WRITTEN TASK
Locate and copy all lines bearing the word "Total".

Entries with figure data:

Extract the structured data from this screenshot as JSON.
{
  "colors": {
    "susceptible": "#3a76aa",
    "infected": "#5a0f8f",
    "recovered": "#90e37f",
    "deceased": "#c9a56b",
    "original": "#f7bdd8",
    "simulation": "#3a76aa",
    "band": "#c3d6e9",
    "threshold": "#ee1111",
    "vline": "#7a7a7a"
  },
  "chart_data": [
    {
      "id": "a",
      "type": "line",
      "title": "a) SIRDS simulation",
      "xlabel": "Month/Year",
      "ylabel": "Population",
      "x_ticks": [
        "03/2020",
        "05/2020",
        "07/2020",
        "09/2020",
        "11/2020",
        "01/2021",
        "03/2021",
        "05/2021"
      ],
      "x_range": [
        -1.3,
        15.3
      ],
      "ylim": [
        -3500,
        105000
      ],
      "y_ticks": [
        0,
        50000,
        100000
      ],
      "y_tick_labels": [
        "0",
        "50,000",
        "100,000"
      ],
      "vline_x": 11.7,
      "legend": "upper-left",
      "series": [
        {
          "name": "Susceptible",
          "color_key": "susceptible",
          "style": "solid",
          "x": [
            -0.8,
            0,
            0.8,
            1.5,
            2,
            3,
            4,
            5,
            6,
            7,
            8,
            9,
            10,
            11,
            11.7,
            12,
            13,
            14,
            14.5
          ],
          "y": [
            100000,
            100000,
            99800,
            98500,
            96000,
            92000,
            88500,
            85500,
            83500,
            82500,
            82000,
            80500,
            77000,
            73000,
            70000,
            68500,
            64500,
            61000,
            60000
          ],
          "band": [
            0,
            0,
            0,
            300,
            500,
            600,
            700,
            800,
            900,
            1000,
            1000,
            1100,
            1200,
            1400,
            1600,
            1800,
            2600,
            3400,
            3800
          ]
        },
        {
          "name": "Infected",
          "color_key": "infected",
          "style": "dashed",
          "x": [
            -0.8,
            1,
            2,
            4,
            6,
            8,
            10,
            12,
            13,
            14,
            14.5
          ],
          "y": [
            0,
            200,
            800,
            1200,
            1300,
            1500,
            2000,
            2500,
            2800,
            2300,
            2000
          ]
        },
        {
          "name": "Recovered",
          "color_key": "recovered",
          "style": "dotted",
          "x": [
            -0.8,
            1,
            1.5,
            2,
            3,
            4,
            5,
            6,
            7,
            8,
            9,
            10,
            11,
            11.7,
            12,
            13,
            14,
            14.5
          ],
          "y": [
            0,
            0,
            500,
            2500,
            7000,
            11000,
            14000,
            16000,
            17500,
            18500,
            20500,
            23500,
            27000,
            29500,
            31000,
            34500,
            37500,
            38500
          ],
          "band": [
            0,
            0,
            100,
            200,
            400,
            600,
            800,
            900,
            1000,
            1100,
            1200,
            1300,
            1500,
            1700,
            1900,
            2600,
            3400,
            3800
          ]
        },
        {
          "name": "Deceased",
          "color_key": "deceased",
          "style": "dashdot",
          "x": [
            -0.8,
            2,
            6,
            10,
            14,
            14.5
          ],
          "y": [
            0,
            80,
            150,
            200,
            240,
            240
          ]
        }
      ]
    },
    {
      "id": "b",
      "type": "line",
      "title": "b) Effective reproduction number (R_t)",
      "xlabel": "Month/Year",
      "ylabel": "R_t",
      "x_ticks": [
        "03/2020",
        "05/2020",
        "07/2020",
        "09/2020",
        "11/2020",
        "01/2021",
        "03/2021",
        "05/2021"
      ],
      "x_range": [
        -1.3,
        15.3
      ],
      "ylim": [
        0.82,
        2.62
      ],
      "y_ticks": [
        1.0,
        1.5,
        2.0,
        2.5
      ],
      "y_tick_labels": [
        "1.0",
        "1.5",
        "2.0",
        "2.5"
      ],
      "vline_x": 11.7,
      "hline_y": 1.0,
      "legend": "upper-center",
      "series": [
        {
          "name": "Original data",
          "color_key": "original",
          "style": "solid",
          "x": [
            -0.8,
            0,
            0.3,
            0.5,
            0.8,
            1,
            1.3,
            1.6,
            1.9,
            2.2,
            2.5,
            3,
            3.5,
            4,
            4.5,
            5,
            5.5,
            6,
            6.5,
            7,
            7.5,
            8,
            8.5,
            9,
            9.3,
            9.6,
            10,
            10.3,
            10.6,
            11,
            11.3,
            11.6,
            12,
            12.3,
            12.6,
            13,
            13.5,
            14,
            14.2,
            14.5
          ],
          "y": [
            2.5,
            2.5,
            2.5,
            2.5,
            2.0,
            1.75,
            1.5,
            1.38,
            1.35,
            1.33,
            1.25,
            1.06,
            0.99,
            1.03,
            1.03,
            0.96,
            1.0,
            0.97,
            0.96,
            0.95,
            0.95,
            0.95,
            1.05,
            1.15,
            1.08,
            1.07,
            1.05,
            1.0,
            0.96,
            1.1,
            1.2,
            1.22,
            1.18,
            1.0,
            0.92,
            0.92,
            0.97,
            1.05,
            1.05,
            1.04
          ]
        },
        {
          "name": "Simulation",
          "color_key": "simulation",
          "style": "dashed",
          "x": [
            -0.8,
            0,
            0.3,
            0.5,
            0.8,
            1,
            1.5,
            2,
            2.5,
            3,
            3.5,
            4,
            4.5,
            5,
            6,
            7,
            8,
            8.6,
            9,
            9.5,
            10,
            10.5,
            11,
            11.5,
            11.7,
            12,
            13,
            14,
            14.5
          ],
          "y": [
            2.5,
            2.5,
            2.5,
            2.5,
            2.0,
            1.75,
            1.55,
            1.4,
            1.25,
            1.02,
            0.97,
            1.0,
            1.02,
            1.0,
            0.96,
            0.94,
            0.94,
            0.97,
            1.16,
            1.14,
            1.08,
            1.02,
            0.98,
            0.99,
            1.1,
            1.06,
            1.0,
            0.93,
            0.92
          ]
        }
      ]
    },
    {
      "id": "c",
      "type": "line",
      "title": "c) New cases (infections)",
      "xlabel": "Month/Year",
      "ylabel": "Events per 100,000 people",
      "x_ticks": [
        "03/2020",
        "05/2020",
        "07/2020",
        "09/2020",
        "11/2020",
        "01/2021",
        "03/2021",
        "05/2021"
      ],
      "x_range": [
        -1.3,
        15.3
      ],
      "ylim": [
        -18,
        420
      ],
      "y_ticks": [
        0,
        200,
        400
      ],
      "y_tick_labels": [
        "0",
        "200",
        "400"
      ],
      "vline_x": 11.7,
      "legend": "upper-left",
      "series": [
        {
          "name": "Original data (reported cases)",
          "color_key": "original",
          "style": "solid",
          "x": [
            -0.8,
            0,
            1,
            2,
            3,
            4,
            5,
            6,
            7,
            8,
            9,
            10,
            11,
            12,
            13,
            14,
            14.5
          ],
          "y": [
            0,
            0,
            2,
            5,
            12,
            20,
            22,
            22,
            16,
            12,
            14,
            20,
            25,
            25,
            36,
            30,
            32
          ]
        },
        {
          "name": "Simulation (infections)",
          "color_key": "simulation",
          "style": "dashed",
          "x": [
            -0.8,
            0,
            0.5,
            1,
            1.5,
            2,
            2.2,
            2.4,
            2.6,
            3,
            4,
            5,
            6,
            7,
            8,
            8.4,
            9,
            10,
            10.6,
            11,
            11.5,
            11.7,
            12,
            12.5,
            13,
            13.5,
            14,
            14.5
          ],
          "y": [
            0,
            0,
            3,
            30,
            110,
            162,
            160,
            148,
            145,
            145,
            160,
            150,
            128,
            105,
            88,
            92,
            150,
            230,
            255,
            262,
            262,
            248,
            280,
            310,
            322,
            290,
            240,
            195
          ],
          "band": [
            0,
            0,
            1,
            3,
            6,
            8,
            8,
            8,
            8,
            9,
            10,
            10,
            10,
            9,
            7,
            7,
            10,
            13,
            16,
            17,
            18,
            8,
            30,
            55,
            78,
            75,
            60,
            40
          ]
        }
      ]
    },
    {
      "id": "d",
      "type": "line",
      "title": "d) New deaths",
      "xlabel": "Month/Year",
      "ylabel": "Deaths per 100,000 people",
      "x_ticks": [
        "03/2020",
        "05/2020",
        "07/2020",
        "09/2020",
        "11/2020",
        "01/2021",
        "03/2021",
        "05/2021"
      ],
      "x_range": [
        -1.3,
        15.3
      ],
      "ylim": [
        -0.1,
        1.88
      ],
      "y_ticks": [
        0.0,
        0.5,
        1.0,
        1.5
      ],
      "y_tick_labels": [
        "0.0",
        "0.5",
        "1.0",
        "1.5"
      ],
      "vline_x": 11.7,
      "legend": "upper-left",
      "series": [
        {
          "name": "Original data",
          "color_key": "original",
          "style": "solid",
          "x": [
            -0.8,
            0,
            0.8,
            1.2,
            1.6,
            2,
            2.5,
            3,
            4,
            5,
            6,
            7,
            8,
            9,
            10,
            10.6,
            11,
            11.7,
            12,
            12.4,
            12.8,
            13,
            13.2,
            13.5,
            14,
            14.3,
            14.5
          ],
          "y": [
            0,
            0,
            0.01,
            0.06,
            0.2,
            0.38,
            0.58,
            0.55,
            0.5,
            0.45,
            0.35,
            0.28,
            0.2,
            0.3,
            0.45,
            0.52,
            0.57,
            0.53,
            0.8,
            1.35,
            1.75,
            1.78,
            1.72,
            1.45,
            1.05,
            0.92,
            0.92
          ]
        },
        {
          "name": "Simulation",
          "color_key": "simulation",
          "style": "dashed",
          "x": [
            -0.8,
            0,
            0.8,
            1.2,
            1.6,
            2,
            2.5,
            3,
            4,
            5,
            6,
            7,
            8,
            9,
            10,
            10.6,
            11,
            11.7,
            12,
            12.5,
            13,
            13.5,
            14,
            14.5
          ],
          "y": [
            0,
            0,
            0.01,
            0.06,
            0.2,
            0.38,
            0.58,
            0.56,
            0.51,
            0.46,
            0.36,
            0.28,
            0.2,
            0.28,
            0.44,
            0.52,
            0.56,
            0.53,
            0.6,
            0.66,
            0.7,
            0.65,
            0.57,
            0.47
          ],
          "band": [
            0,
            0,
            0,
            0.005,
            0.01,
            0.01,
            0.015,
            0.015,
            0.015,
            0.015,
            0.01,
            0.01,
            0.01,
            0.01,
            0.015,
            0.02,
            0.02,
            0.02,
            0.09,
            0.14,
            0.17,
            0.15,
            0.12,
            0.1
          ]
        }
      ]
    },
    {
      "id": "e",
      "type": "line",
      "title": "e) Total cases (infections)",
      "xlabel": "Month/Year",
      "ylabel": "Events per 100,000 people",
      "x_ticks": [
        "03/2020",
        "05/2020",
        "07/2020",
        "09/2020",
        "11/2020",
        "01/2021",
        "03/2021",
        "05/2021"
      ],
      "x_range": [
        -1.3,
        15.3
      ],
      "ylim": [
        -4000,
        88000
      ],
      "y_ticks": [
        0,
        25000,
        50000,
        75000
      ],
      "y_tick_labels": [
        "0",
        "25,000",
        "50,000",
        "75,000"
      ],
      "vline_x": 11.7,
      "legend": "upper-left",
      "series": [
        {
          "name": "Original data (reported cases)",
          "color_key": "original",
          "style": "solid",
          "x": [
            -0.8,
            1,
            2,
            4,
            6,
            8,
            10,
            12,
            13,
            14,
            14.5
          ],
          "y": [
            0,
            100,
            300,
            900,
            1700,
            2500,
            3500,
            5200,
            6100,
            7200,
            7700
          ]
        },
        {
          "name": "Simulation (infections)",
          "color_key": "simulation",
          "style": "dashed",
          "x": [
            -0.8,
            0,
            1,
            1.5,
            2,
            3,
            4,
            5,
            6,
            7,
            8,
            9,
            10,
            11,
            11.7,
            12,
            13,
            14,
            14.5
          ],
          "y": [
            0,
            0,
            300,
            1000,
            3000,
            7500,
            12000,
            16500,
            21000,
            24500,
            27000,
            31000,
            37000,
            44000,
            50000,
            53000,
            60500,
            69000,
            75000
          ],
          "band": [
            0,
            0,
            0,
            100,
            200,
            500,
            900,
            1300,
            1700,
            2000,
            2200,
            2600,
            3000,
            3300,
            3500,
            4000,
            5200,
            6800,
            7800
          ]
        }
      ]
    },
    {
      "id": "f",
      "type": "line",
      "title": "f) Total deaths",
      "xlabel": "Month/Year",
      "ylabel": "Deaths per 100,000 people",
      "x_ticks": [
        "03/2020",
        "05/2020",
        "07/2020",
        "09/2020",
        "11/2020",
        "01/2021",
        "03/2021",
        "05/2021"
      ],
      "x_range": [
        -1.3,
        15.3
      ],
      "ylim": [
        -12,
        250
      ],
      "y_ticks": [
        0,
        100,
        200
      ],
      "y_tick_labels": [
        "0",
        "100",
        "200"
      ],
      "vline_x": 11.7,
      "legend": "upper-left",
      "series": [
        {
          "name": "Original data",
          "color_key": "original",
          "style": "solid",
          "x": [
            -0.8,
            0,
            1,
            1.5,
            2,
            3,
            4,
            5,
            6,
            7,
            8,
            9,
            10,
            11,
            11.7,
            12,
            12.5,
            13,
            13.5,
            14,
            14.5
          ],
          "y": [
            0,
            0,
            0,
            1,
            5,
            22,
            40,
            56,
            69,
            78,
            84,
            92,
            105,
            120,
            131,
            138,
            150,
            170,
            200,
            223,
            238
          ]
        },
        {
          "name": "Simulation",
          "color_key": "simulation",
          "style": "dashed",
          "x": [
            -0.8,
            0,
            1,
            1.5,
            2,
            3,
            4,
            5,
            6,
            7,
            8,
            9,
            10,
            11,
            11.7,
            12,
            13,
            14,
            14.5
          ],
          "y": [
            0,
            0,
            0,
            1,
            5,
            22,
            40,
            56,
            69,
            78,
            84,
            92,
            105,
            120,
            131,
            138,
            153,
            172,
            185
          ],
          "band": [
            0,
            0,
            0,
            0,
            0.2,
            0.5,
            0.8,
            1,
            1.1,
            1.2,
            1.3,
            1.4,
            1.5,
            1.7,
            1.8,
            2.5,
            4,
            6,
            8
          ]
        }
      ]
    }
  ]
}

RESPONSE TO THE TASK
      "title": "e) Total cases (infections)",
      "title": "f) Total deaths",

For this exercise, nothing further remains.